## JOB:
Copy down every line where the string "Sorting" shows up.

-- Begin --

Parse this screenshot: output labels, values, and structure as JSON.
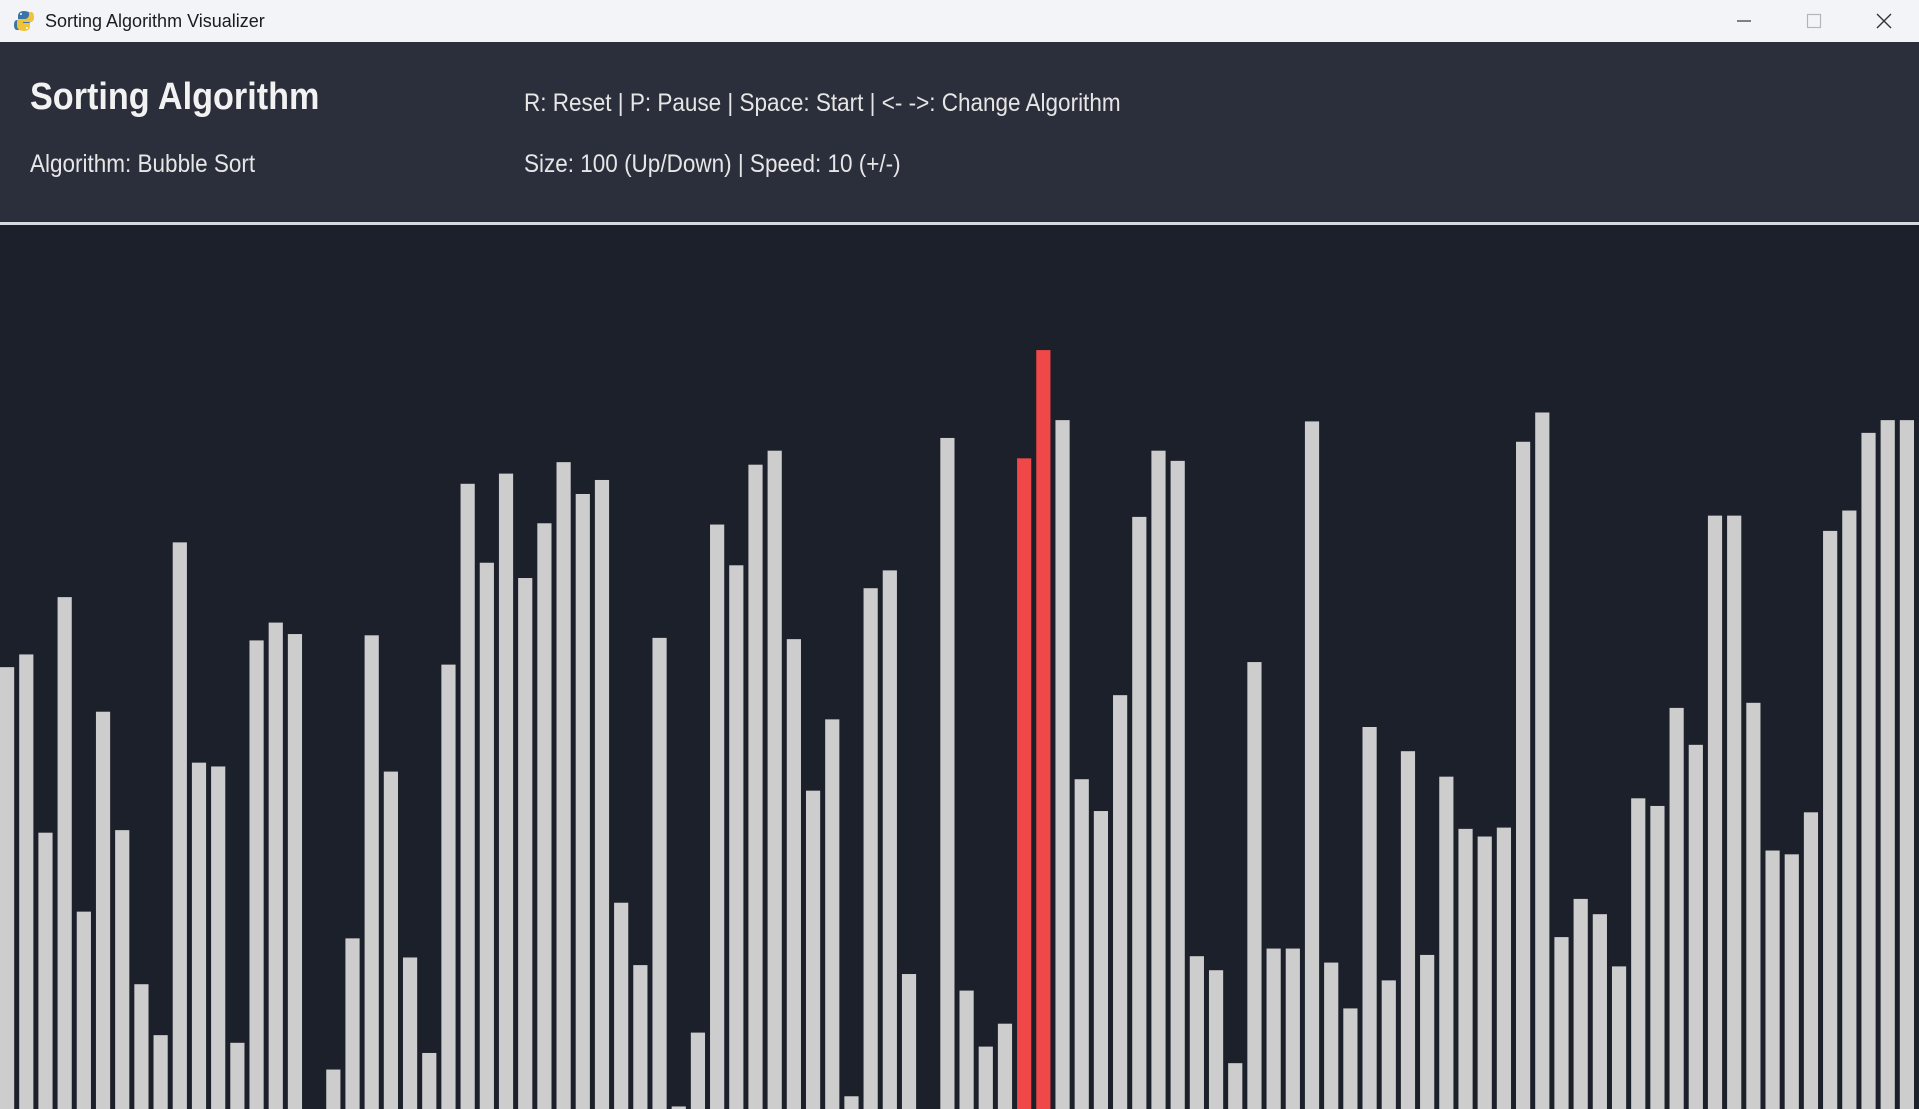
{
  "window": {
    "title": "Sorting Algorithm Visualizer",
    "app_icon": "python-snake-icon",
    "controls": [
      "minimize-icon",
      "maximize-icon",
      "close-icon"
    ]
  },
  "header": {
    "title": "Sorting Algorithm",
    "algorithm_text": "Algorithm: Bubble Sort",
    "controls_text": "R: Reset | P: Pause | Space: Start | <- ->: Change Algorithm",
    "settings_text": "Size: 100 (Up/Down) | Speed: 10 (+/-)"
  },
  "colors": {
    "bar": "#cdcdcd",
    "highlight": "#f04848",
    "background": "#1c202a",
    "header": "#2b2f3b"
  },
  "chart_data": {
    "type": "bar",
    "y_max": 600,
    "highlighted_indices": [
      53,
      54
    ],
    "values": [
      347,
      357,
      217,
      402,
      155,
      312,
      219,
      98,
      58,
      445,
      272,
      269,
      52,
      368,
      382,
      373,
      0,
      31,
      134,
      372,
      265,
      119,
      44,
      349,
      491,
      429,
      499,
      417,
      460,
      508,
      483,
      494,
      162,
      113,
      370,
      2,
      60,
      459,
      427,
      506,
      517,
      369,
      250,
      306,
      10,
      409,
      423,
      106,
      0,
      527,
      93,
      49,
      67,
      511,
      596,
      541,
      259,
      234,
      325,
      465,
      517,
      509,
      120,
      109,
      36,
      351,
      126,
      126,
      540,
      115,
      79,
      300,
      101,
      281,
      121,
      261,
      220,
      214,
      221,
      524,
      547,
      135,
      165,
      153,
      112,
      244,
      238,
      315,
      286,
      466,
      466,
      319,
      203,
      200,
      233,
      454,
      470,
      531,
      541,
      541
    ]
  }
}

-- End --

## OUTPUT:
    "title": "Sorting Algorithm Visualizer",
    "title": "Sorting Algorithm",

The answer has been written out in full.